**What to produce:** Write out all of the data without omission, exactly as shown.

>> BEGIN

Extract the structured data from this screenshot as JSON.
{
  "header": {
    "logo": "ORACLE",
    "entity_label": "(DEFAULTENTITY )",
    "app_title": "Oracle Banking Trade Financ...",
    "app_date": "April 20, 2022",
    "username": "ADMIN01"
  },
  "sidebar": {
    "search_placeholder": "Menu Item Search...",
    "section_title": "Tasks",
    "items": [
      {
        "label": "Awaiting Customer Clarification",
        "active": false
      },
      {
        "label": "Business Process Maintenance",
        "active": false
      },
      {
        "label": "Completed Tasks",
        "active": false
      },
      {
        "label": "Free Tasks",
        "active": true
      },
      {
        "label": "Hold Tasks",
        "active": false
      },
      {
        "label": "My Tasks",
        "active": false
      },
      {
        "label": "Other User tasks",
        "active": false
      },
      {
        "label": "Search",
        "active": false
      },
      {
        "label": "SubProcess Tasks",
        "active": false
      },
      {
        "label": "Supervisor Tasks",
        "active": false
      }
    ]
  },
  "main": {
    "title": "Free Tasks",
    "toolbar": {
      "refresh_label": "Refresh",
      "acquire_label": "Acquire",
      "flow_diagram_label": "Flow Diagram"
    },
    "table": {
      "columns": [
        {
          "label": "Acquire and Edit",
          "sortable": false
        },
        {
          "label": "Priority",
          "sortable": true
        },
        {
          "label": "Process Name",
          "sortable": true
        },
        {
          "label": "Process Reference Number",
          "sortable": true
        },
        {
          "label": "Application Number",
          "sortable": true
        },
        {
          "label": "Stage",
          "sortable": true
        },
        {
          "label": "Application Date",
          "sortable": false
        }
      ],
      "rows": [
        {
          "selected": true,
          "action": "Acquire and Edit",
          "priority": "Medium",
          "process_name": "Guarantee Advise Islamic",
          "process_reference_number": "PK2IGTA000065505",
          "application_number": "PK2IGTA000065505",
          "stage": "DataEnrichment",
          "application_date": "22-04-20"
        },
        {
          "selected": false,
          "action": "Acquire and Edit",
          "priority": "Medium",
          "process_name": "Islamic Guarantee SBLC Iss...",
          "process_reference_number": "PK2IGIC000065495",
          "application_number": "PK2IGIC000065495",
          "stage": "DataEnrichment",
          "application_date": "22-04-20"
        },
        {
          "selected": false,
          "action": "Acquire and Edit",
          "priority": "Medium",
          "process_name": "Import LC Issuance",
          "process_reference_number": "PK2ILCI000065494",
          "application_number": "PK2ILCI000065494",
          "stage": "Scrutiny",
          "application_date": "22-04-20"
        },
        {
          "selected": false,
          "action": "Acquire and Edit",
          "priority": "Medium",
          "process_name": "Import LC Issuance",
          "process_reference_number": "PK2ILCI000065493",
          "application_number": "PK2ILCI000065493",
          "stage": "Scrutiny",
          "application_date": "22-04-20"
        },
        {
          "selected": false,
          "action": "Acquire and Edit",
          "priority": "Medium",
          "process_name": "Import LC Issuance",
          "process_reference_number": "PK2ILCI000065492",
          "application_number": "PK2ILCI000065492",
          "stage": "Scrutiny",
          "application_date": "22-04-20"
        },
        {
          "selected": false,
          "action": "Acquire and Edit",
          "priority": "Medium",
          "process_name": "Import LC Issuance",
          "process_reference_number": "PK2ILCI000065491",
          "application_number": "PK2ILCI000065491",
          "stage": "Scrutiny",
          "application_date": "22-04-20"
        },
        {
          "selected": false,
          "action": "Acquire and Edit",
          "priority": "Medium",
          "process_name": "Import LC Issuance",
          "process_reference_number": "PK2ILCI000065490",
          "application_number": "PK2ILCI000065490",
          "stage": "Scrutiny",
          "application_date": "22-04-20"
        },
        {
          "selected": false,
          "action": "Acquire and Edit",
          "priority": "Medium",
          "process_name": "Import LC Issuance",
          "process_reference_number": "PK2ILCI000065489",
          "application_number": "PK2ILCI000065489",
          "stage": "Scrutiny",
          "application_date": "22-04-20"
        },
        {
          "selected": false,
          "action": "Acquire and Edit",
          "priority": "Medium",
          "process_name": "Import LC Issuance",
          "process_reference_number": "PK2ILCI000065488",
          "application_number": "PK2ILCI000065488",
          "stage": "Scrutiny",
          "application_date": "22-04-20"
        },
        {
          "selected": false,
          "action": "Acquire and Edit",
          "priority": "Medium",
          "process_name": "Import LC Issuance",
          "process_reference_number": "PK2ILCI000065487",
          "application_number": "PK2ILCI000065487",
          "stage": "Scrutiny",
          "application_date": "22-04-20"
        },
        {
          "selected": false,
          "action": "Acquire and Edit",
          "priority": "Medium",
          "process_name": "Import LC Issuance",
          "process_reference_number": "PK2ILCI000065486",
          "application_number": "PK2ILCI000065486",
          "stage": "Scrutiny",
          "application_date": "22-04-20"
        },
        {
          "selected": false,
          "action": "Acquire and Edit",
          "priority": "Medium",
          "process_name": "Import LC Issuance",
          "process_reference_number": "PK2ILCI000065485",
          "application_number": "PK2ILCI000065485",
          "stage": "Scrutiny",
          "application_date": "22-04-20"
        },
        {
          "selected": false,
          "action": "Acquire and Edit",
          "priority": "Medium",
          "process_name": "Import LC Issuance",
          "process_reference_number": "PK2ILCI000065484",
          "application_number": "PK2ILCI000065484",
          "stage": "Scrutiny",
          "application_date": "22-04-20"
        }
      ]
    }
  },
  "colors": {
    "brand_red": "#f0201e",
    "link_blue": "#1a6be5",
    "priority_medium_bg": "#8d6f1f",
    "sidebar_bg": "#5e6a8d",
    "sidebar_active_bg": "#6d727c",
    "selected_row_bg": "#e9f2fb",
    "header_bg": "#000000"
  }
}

>> END

**Response to this exercise:**
Extract the structured data from this screenshot as JSON.
{
  "header": {
    "logo": "ORACLE",
    "entity_label": "(DEFAULTENTITY )",
    "app_title": "Oracle Banking Trade Financ...",
    "app_date": "April 20, 2022",
    "username": "ADMIN01"
  },
  "sidebar": {
    "search_placeholder": "Menu Item Search...",
    "section_title": "Tasks",
    "items": [
      {
        "label": "Awaiting Customer Clarification",
        "active": false
      },
      {
        "label": "Business Process Maintenance",
        "active": false
      },
      {
        "label": "Completed Tasks",
        "active": false
      },
      {
        "label": "Free Tasks",
        "active": true
      },
      {
        "label": "Hold Tasks",
        "active": false
      },
      {
        "label": "My Tasks",
        "active": false
      },
      {
        "label": "Other User tasks",
        "active": false
      },
      {
        "label": "Search",
        "active": false
      },
      {
        "label": "SubProcess Tasks",
        "active": false
      },
      {
        "label": "Supervisor Tasks",
        "active": false
      }
    ]
  },
  "main": {
    "title": "Free Tasks",
    "toolbar": {
      "refresh_label": "Refresh",
      "acquire_label": "Acquire",
      "flow_diagram_label": "Flow Diagram"
    },
    "table": {
      "columns": [
        {
          "label": "Acquire and Edit",
          "sortable": false
        },
        {
          "label": "Priority",
          "sortable": true
        },
        {
          "label": "Process Name",
          "sortable": true
        },
        {
          "label": "Process Reference Number",
          "sortable": true
        },
        {
          "label": "Application Number",
          "sortable": true
        },
        {
          "label": "Stage",
          "sortable": true
        },
        {
          "label": "Application Date",
          "sortable": false
        }
      ],
      "rows": [
        {
          "selected": true,
          "action": "Acquire and Edit",
          "priority": "Medium",
          "process_name": "Guarantee Advise Islamic",
          "process_reference_number": "PK2IGTA000065505",
          "application_number": "PK2IGTA000065505",
          "stage": "DataEnrichment",
          "application_date": "22-04-20"
        },
        {
          "selected": false,
          "action": "Acquire and Edit",
          "priority": "Medium",
          "process_name": "Islamic Guarantee SBLC Iss...",
          "process_reference_number": "PK2IGIC000065495",
          "application_number": "PK2IGIC000065495",
          "stage": "DataEnrichment",
          "application_date": "22-04-20"
        },
        {
          "selected": false,
          "action": "Acquire and Edit",
          "priority": "Medium",
          "process_name": "Import LC Issuance",
          "process_reference_number": "PK2ILCI000065494",
          "application_number": "PK2ILCI000065494",
          "stage": "Scrutiny",
          "application_date": "22-04-20"
        },
        {
          "selected": false,
          "action": "Acquire and Edit",
          "priority": "Medium",
          "process_name": "Import LC Issuance",
          "process_reference_number": "PK2ILCI000065493",
          "application_number": "PK2ILCI000065493",
          "stage": "Scrutiny",
          "application_date": "22-04-20"
        },
        {
          "selected": false,
          "action": "Acquire and Edit",
          "priority": "Medium",
          "process_name": "Import LC Issuance",
          "process_reference_number": "PK2ILCI000065492",
          "application_number": "PK2ILCI000065492",
          "stage": "Scrutiny",
          "application_date": "22-04-20"
        },
        {
          "selected": false,
          "action": "Acquire and Edit",
          "priority": "Medium",
          "process_name": "Import LC Issuance",
          "process_reference_number": "PK2ILCI000065491",
          "application_number": "PK2ILCI000065491",
          "stage": "Scrutiny",
          "application_date": "22-04-20"
        },
        {
          "selected": false,
          "action": "Acquire and Edit",
          "priority": "Medium",
          "process_name": "Import LC Issuance",
          "process_reference_number": "PK2ILCI000065490",
          "application_number": "PK2ILCI000065490",
          "stage": "Scrutiny",
          "application_date": "22-04-20"
        },
        {
          "selected": false,
          "action": "Acquire and Edit",
          "priority": "Medium",
          "process_name": "Import LC Issuance",
          "process_reference_number": "PK2ILCI000065489",
          "application_number": "PK2ILCI000065489",
          "stage": "Scrutiny",
          "application_date": "22-04-20"
        },
        {
          "selected": false,
          "action": "Acquire and Edit",
          "priority": "Medium",
          "process_name": "Import LC Issuance",
          "process_reference_number": "PK2ILCI000065488",
          "application_number": "PK2ILCI000065488",
          "stage": "Scrutiny",
          "application_date": "22-04-20"
        },
        {
          "selected": false,
          "action": "Acquire and Edit",
          "priority": "Medium",
          "process_name": "Import LC Issuance",
          "process_reference_number": "PK2ILCI000065487",
          "application_number": "PK2ILCI000065487",
          "stage": "Scrutiny",
          "application_date": "22-04-20"
        },
        {
          "selected": false,
          "action": "Acquire and Edit",
          "priority": "Medium",
          "process_name": "Import LC Issuance",
          "process_reference_number": "PK2ILCI000065486",
          "application_number": "PK2ILCI000065486",
          "stage": "Scrutiny",
          "application_date": "22-04-20"
        },
        {
          "selected": false,
          "action": "Acquire and Edit",
          "priority": "Medium",
          "process_name": "Import LC Issuance",
          "process_reference_number": "PK2ILCI000065485",
          "application_number": "PK2ILCI000065485",
          "stage": "Scrutiny",
          "application_date": "22-04-20"
        },
        {
          "selected": false,
          "action": "Acquire and Edit",
          "priority": "Medium",
          "process_name": "Import LC Issuance",
          "process_reference_number": "PK2ILCI000065484",
          "application_number": "PK2ILCI000065484",
          "stage": "Scrutiny",
          "application_date": "22-04-20"
        }
      ]
    }
  },
  "colors": {
    "brand_red": "#f0201e",
    "link_blue": "#1a6be5",
    "priority_medium_bg": "#8d6f1f",
    "sidebar_bg": "#5e6a8d",
    "sidebar_active_bg": "#6d727c",
    "selected_row_bg": "#e9f2fb",
    "header_bg": "#000000"
  }
}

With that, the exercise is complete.